Aufgabenstellung
Schreibe den unten stehenden Artikel über die Partnerschaft des Neanderthal Museums mit Südkorea weiter und knüpfe direkt an seinen letzten Satz an.

Text zur Durchsicht

Bärbel Auffermann, Direktorin des Neanderthal Museums (links im Bild) und Anna Riethus, Forschungskoordinatorin, präsentieren das unterzeichnete Memorandum. Foto: Kreis ME
Bärbel Auffermann, Direktorin des Neanderthal Museums (links im Bild) und Anna Riethus, Forschungskoordinatorin, präsentieren das unterzeichnete Memorandum. Foto: Kreis ME

Kreis Mettmann. Das Museum im Neandertal hat offiziell seine Partnerschaft mit Südkorea besiegelt.

Welche Fossilfunde gibt es eigentlich in Südkroea und wie ergänzen sie unsere gemeinsame Menschheitsgeschichte? Diese und viele andere Fragen rund um Humanevolution und ihre Vermittlung im Museum stellten sich Anna Riethus, Forschungskoordinatorin am Neanderthal-Museum und ihre Kolleginnen schon häufiger.

Bislang war die westliche Forschung zu den Neanderthalern und unserer Humanevolution stark auf Europa fokussiert. Doch Neanderthaler lebten nicht nur in Europa, sondern auch in weiten Teilen Asiens. Diese Funde sind in Europa jedoch kaum bekannt und wurden auch in Ausstellungen bislang kaum thematisiert. Diese Lücke in der Forschung und Vermittlung zur Humanevolution zu schließen, haben sich das Neanderthal Museum und das Ice Age Europe Netzwerk zum Ziel gesetzt

Seit einigen Jahren besteht bereits Kontakt zwischen dem Neanderthal Museum und dem Seokjang-ni Museum in Gongju, Südkorea. Dieses Archäologie-Museum wurde auf der ersten Ausgrabungsstätte zur Steinzeit Koreas errichtet, und vermittelt seit 2006 multimedial und interaktiv die koreanische Steinzeit.

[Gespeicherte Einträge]

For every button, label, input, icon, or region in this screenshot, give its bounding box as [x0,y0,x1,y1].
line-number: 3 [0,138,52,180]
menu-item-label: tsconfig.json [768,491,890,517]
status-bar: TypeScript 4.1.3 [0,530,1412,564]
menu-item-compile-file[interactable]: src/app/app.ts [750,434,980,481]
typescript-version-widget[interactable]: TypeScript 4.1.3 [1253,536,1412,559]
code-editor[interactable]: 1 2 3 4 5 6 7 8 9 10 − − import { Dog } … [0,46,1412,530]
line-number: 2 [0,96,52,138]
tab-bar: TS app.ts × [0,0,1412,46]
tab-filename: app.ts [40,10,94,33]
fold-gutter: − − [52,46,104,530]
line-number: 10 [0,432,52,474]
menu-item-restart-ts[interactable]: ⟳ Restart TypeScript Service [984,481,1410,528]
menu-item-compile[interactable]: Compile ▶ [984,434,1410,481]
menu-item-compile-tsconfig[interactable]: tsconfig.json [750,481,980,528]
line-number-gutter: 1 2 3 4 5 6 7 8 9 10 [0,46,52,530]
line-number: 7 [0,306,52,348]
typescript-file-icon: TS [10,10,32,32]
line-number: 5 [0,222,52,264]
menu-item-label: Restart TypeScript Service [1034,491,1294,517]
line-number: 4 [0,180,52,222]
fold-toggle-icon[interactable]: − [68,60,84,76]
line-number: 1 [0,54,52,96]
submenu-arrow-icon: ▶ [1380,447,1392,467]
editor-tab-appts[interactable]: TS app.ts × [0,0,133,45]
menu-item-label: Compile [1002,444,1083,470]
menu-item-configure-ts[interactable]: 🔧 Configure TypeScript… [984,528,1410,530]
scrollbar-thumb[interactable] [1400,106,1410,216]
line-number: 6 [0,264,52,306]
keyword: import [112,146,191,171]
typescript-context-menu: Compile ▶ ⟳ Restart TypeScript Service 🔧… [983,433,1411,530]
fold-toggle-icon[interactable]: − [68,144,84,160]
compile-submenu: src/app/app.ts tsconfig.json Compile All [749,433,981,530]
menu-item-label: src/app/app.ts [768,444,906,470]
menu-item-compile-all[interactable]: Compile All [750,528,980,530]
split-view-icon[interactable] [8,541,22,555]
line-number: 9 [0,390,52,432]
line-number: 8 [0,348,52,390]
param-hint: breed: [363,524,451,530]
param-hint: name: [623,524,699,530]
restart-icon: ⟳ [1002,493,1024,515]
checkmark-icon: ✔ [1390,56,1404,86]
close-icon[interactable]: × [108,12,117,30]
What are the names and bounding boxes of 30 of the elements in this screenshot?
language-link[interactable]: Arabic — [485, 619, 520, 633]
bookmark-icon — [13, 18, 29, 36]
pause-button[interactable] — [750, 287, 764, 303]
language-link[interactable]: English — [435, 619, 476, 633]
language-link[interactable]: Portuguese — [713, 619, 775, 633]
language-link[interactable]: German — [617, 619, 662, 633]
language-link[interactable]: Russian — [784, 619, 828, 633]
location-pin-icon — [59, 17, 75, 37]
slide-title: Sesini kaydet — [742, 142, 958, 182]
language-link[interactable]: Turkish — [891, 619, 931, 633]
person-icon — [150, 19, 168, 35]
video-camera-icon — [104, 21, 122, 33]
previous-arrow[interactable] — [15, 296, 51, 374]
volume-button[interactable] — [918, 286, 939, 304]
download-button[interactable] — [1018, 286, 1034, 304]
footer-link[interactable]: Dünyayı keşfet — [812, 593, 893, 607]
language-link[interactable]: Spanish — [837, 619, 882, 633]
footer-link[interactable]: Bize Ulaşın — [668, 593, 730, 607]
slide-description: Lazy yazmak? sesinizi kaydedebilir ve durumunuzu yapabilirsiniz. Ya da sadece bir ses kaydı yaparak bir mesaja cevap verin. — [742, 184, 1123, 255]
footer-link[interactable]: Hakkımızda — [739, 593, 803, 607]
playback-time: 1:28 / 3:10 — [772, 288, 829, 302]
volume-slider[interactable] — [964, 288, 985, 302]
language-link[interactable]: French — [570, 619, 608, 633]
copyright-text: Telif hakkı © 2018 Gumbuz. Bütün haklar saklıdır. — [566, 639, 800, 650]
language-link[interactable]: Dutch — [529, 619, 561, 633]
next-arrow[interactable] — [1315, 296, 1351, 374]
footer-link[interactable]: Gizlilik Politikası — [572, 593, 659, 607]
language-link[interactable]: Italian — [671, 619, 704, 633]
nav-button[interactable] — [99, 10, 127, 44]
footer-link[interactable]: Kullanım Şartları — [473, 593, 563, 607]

Antwortfeld
Bei einer gemeinsamen Zeremonie in Südkorea mit dem Bürgermeister von Gongju haben Anna Riethus und Katrin Hieke vom Ice Age Europe Netzwerk nun die internationale Zusammenarbeit offiziell in einem “Memorandum of Understanding”, einer Absichtserklärung, besiegelt. Die beiden Museen und das Ice Age Europe Netzwerk werden in den nächsten fünf Jahren länderübergreifende Ausstellungsprojekte, Publikationen und neue Vermittlungsangebote umsetzen.